Raw records
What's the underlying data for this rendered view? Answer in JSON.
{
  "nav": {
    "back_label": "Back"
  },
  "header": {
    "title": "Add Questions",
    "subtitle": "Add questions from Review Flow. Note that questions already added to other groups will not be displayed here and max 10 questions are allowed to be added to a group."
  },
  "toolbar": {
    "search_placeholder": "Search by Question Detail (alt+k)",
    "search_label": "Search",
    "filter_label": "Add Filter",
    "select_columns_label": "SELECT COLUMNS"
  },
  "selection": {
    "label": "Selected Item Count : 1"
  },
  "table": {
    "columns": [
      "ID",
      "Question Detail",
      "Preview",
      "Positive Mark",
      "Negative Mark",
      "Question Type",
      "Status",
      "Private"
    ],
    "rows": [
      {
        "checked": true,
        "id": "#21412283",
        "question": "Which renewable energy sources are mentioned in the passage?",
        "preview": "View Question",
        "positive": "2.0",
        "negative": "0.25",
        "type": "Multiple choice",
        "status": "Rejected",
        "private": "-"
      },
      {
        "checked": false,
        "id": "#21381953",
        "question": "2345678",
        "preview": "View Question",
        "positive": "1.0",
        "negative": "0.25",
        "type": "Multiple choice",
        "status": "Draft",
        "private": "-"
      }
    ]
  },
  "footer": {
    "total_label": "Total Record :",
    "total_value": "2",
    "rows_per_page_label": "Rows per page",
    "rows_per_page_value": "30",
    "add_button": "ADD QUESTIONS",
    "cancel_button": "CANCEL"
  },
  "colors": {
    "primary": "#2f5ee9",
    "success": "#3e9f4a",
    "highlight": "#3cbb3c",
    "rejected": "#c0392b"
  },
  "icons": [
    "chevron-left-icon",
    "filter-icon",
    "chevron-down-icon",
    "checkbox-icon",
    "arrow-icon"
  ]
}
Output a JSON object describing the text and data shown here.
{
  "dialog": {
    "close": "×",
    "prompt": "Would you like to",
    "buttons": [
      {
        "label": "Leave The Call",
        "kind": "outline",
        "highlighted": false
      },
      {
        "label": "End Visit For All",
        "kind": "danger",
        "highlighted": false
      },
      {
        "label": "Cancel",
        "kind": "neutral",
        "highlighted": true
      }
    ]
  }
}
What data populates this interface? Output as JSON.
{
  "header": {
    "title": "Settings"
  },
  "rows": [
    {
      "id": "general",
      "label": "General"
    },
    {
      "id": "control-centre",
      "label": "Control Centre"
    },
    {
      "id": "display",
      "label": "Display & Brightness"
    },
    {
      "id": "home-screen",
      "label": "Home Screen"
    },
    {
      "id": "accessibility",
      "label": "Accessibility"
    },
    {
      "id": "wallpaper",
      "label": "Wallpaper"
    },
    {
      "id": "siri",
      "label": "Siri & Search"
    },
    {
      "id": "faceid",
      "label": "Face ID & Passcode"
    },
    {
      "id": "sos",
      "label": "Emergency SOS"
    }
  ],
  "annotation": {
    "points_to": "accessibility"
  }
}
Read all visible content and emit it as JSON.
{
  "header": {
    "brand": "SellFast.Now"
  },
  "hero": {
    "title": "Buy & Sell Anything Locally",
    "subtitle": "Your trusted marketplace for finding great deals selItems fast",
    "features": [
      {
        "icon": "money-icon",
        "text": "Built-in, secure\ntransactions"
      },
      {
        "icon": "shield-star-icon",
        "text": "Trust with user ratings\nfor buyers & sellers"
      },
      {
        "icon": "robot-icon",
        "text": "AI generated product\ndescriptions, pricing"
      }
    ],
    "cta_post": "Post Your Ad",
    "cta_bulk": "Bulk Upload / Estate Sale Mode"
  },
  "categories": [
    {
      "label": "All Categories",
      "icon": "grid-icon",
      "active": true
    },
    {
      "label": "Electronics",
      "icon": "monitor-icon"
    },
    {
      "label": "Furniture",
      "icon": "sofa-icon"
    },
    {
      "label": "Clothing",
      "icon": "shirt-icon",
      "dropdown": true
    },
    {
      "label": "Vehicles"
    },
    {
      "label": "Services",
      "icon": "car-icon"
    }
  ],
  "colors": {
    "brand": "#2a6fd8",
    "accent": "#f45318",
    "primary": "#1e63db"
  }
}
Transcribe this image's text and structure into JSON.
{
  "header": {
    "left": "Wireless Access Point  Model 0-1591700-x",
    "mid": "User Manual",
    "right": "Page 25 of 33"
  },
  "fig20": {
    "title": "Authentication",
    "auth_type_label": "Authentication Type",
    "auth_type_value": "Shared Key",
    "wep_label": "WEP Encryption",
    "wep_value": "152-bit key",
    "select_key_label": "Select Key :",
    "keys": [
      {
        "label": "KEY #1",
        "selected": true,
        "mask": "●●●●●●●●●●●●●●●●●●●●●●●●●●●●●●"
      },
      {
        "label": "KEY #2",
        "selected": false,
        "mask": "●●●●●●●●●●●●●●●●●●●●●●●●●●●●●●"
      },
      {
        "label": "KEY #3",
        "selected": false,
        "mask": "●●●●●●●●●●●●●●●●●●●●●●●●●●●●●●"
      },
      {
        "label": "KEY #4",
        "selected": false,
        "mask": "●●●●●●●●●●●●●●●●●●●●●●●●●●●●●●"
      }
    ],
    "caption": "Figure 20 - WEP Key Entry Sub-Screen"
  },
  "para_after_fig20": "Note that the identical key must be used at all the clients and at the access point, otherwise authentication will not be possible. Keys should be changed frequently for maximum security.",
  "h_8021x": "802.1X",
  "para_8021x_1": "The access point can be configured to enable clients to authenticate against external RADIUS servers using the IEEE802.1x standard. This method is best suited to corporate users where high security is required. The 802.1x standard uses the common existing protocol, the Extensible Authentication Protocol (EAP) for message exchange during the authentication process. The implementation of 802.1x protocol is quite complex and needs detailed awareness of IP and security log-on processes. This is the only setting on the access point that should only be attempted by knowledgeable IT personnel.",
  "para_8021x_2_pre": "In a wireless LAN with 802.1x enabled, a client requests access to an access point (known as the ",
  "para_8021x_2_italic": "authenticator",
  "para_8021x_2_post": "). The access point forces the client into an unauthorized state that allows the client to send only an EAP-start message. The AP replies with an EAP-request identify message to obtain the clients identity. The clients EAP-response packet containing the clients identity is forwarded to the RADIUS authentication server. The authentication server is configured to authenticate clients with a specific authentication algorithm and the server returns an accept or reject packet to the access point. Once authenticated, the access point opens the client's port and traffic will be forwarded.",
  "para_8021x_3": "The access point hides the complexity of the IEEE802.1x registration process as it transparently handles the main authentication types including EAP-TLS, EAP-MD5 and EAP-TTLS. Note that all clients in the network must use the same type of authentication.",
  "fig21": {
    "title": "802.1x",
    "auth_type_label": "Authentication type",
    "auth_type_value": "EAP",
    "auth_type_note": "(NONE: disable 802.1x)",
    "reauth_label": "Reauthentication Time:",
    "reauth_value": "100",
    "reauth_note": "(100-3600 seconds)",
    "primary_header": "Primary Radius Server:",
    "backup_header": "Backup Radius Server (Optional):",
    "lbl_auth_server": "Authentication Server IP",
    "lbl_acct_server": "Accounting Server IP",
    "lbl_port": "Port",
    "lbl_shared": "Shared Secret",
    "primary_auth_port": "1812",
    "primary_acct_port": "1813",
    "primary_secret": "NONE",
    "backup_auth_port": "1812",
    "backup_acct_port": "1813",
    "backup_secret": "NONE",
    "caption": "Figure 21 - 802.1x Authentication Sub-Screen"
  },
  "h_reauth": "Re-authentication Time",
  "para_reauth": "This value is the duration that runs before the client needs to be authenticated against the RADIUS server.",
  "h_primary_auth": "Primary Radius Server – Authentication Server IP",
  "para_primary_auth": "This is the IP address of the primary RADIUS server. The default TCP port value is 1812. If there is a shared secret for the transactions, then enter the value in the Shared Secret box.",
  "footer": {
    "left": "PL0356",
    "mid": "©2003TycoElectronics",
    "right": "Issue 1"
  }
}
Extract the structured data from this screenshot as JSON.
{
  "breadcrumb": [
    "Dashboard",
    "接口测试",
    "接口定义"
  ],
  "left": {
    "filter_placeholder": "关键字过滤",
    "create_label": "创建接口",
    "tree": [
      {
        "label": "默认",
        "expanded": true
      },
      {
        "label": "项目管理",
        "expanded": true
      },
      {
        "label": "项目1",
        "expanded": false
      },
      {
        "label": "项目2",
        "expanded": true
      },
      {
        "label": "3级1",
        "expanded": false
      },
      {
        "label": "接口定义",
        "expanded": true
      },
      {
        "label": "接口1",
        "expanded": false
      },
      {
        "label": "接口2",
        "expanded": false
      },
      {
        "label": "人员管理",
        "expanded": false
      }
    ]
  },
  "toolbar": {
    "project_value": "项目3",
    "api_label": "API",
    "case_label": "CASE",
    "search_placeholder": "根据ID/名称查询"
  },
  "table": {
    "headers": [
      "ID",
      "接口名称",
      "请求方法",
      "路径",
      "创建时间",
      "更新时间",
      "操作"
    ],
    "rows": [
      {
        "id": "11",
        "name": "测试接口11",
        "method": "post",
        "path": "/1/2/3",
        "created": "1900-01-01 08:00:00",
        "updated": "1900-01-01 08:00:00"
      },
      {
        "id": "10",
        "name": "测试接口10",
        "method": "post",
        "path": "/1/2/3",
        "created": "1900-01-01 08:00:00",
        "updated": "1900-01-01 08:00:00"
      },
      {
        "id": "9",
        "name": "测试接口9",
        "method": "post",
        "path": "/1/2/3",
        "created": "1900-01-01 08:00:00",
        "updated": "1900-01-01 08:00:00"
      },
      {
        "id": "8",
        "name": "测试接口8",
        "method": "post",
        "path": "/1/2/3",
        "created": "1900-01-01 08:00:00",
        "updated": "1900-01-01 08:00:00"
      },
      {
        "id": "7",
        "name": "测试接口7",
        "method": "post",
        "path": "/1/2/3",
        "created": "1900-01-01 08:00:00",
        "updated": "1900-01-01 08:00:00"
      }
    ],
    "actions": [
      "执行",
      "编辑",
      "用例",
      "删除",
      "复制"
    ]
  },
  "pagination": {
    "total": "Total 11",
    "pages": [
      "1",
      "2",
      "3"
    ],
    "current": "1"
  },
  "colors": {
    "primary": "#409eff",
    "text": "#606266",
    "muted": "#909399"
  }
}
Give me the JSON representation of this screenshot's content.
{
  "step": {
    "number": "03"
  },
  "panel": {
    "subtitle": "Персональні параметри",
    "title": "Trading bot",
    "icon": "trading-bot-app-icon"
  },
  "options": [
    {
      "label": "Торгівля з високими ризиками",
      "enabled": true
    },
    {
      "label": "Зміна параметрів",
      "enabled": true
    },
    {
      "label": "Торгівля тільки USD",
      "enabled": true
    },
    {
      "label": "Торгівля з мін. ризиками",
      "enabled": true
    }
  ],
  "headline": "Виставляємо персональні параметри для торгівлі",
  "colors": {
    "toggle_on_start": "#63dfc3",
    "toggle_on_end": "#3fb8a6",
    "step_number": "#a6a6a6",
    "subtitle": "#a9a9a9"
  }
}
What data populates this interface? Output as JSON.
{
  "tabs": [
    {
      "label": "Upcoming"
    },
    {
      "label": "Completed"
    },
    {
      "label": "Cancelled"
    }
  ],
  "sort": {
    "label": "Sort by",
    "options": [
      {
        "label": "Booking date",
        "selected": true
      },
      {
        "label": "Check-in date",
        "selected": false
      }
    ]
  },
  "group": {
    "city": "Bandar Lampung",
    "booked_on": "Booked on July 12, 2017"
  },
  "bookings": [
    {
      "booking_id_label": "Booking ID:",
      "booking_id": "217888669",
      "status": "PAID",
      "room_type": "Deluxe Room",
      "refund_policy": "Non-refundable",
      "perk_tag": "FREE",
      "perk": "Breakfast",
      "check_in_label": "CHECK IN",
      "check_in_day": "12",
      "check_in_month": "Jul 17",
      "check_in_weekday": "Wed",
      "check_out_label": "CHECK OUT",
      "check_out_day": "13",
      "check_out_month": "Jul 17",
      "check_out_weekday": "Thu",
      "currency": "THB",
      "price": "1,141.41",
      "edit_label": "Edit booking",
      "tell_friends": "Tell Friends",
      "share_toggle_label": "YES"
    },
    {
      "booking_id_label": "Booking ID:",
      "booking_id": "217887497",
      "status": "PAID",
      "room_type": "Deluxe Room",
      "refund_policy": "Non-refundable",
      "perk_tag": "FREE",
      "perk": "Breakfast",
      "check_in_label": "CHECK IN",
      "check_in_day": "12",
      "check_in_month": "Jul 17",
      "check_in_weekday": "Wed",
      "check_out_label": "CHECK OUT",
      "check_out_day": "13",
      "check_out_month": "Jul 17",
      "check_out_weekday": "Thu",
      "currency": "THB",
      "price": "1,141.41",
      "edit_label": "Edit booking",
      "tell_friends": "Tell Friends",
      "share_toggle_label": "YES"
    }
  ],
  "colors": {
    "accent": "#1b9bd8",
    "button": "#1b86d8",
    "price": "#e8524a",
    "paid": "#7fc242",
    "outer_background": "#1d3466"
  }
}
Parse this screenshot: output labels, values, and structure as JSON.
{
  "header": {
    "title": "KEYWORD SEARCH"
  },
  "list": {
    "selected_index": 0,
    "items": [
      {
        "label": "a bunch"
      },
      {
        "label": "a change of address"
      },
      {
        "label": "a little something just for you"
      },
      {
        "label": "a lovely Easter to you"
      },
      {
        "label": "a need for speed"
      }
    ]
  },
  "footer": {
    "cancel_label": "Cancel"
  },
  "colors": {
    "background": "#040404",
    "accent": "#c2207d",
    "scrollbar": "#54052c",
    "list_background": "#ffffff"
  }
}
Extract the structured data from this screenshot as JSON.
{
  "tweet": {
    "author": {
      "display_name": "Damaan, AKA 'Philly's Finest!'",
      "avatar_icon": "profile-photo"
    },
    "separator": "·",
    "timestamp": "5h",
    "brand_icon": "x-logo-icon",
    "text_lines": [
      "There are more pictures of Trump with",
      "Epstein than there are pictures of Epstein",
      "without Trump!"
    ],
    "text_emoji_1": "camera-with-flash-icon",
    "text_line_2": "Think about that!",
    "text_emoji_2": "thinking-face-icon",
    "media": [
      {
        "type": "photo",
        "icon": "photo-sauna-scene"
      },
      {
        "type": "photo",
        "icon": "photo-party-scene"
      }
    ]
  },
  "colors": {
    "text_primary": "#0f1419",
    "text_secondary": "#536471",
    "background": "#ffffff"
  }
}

• [Problem statement]: Your answer should consist only of the lines from the one with "Parse this screenshot: output" through the end of the data above, reproduced exactly.

• [The result]:
Parse this screenshot: output labels, values, and structure as JSON.
{
  "header": {
    "title": "KEYWORD SEARCH"
  },
  "list": {
    "selected_index": 0,
    "items": [
      {
        "label": "a bunch"
      },
      {
        "label": "a change of address"
      },
      {
        "label": "a little something just for you"
      },
      {
        "label": "a lovely Easter to you"
      },
      {
        "label": "a need for speed"
      }
    ]
  },
  "footer": {
    "cancel_label": "Cancel"
  },
  "colors": {
    "background": "#040404",
    "accent": "#c2207d",
    "scrollbar": "#54052c",
    "list_background": "#ffffff"
  }
}
Extract the structured data from this screenshot as JSON.
{
  "tweet": {
    "author": {
      "display_name": "Damaan, AKA 'Philly's Finest!'",
      "avatar_icon": "profile-photo"
    },
    "separator": "·",
    "timestamp": "5h",
    "brand_icon": "x-logo-icon",
    "text_lines": [
      "There are more pictures of Trump with",
      "Epstein than there are pictures of Epstein",
      "without Trump!"
    ],
    "text_emoji_1": "camera-with-flash-icon",
    "text_line_2": "Think about that!",
    "text_emoji_2": "thinking-face-icon",
    "media": [
      {
        "type": "photo",
        "icon": "photo-sauna-scene"
      },
      {
        "type": "photo",
        "icon": "photo-party-scene"
      }
    ]
  },
  "colors": {
    "text_primary": "#0f1419",
    "text_secondary": "#536471",
    "background": "#ffffff"
  }
}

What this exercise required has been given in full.